Copy each line of the data below with the word "xlabel".
=-=-=-=-=
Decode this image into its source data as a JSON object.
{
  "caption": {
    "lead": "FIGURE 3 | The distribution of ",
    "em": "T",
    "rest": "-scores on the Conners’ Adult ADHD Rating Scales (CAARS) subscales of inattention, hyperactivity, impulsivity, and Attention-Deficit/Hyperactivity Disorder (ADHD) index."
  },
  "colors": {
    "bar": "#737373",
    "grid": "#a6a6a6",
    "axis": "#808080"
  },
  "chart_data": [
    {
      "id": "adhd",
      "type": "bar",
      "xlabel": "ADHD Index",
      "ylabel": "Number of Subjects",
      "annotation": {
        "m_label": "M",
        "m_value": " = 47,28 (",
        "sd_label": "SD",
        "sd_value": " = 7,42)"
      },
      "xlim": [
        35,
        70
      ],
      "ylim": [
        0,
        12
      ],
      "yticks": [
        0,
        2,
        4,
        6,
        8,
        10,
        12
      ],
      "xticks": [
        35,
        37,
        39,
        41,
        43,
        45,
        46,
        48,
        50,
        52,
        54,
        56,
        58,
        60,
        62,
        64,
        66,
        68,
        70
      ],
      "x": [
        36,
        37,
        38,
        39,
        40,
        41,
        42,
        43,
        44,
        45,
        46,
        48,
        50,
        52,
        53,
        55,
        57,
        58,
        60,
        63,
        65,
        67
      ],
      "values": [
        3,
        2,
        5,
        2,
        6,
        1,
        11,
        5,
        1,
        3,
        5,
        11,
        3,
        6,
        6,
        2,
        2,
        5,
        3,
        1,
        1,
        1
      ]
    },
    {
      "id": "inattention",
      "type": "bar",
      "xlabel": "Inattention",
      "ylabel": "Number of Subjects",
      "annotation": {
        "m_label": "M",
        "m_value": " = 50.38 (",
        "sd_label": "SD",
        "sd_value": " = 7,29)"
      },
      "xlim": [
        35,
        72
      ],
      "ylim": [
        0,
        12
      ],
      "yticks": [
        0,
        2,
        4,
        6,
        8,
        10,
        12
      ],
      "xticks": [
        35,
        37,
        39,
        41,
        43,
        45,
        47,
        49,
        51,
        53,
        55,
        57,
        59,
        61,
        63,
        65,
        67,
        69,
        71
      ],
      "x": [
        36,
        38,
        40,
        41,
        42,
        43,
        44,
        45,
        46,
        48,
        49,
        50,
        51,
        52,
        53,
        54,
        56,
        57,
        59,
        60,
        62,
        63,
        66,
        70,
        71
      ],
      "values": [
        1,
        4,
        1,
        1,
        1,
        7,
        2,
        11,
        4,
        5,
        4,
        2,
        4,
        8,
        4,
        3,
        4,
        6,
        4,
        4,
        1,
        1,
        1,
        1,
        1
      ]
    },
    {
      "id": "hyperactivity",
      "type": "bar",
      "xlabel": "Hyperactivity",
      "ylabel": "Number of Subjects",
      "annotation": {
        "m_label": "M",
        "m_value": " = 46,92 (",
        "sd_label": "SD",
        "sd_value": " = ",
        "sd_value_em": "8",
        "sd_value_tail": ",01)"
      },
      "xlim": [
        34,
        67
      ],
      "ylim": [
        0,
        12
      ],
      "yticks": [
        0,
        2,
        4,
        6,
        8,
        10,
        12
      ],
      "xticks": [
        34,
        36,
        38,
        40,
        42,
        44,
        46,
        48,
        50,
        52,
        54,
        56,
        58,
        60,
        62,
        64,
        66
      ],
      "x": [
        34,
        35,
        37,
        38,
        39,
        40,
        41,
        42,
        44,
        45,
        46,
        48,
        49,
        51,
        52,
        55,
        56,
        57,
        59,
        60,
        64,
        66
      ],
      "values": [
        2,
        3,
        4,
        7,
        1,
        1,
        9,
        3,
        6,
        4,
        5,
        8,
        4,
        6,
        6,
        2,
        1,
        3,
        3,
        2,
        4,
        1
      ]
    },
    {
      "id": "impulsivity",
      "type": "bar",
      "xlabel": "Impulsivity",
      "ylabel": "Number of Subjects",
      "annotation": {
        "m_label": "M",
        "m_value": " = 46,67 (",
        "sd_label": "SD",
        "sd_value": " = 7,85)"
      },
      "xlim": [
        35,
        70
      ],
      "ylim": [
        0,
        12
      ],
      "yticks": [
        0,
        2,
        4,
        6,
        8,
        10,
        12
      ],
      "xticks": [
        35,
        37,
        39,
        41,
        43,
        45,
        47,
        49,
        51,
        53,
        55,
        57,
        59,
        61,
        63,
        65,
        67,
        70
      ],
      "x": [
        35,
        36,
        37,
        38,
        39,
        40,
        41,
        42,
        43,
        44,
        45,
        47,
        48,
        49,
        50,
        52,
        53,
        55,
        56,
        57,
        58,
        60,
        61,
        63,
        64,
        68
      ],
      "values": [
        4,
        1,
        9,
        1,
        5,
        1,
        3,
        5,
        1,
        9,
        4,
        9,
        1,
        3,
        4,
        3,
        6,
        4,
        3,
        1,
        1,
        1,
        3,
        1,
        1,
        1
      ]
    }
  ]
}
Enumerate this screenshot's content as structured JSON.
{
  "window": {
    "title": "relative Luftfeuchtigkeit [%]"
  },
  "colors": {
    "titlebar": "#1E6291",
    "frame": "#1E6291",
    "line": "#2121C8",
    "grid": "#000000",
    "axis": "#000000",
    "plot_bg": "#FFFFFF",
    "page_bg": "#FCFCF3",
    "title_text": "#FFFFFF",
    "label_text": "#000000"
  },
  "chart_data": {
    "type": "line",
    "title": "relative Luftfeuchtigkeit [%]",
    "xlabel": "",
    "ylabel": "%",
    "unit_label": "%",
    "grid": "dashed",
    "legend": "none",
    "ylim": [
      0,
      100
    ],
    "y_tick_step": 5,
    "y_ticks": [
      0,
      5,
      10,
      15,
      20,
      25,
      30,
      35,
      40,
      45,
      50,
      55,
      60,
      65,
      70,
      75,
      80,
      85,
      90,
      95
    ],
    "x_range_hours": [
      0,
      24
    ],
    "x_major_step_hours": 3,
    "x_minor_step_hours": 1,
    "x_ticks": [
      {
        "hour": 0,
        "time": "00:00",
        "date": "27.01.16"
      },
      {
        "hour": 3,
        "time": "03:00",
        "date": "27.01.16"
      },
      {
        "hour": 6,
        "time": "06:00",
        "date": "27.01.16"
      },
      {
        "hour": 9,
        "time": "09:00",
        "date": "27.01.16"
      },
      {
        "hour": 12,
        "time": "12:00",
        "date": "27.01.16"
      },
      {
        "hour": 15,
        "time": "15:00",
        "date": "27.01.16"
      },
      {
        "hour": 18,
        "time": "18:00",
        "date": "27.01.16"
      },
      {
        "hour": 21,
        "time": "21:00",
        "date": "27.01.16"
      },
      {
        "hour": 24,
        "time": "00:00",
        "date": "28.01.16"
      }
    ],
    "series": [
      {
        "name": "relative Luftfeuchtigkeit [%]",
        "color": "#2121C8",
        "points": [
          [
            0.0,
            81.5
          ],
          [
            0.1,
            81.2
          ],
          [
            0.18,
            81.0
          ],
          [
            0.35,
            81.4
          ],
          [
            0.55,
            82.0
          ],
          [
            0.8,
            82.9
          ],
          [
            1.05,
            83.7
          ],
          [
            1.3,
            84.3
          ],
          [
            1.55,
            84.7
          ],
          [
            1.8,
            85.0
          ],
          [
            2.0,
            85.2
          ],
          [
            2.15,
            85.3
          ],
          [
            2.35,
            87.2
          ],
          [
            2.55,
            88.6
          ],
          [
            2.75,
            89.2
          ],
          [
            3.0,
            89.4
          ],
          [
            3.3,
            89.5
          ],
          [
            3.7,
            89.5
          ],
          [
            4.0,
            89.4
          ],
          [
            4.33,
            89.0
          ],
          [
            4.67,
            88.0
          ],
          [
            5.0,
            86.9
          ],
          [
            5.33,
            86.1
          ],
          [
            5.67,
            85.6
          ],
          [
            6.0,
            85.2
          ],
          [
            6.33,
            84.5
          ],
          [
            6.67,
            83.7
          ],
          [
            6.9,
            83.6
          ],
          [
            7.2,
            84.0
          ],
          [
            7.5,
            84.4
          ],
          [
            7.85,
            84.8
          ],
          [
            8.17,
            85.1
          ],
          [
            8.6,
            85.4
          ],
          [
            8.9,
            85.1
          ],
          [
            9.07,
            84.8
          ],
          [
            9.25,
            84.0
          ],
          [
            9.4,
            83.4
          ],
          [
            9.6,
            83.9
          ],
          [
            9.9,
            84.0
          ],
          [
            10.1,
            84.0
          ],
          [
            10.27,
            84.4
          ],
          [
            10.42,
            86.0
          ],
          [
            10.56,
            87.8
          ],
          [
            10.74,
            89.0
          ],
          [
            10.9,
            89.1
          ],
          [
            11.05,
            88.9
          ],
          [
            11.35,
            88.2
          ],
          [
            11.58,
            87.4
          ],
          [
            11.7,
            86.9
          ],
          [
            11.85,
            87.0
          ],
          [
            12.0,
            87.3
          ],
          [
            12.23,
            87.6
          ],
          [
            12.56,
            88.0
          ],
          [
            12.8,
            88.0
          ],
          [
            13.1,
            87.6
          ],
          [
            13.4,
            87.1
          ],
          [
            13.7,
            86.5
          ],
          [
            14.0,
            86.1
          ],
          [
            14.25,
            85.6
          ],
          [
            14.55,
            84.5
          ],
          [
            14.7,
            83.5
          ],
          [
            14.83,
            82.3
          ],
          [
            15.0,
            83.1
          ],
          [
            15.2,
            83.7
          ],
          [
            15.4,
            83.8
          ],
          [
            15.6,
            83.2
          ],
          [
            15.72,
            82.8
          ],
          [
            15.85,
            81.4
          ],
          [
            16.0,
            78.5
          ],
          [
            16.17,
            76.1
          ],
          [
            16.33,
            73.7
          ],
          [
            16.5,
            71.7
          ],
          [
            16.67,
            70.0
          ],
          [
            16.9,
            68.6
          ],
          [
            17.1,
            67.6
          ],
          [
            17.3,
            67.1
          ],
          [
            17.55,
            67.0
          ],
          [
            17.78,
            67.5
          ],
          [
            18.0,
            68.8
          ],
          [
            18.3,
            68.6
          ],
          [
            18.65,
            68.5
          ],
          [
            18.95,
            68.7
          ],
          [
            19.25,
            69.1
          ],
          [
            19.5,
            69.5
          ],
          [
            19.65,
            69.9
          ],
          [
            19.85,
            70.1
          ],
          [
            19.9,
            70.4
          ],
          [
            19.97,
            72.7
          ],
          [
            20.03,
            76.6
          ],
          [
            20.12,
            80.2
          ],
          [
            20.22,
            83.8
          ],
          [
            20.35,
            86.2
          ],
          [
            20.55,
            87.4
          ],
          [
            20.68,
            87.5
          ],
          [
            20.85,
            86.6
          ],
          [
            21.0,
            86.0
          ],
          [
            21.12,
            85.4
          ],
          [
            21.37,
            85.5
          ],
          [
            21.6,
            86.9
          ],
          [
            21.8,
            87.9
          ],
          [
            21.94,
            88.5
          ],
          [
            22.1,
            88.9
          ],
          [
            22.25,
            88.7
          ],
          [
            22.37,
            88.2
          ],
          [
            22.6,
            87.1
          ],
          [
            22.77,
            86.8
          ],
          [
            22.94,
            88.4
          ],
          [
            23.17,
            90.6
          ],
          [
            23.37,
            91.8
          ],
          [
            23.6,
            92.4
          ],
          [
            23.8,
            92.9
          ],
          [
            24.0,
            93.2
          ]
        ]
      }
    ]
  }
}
=-=-=-=-=
→ Correct result:
      "xlabel": "ADHD Index",
      "xlabel": "Inattention",
      "xlabel": "Hyperactivity",
      "xlabel": "Impulsivity",
    "xlabel": "",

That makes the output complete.